| What to produce |
Set down each record exactly as written.

| Supplied material |
▼

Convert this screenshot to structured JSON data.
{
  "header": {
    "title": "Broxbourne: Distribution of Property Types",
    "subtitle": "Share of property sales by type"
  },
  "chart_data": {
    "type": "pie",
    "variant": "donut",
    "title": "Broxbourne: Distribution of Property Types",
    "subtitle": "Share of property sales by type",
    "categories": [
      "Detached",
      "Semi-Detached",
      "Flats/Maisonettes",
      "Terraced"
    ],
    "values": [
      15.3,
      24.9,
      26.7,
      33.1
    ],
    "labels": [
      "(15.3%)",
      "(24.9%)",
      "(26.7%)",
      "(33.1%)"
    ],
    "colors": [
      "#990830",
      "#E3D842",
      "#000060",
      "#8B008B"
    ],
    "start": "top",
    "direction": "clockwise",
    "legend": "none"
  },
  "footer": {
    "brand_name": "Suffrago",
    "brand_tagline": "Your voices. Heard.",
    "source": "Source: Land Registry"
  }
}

▲

| Result of this exercise |
Convert this screenshot to structured JSON data.
{
  "header": {
    "title": "Broxbourne: Distribution of Property Types",
    "subtitle": "Share of property sales by type"
  },
  "chart_data": {
    "type": "pie",
    "variant": "donut",
    "title": "Broxbourne: Distribution of Property Types",
    "subtitle": "Share of property sales by type",
    "categories": [
      "Detached",
      "Semi-Detached",
      "Flats/Maisonettes",
      "Terraced"
    ],
    "values": [
      15.3,
      24.9,
      26.7,
      33.1
    ],
    "labels": [
      "(15.3%)",
      "(24.9%)",
      "(26.7%)",
      "(33.1%)"
    ],
    "colors": [
      "#990830",
      "#E3D842",
      "#000060",
      "#8B008B"
    ],
    "start": "top",
    "direction": "clockwise",
    "legend": "none"
  },
  "footer": {
    "brand_name": "Suffrago",
    "brand_tagline": "Your voices. Heard.",
    "source": "Source: Land Registry"
  }
}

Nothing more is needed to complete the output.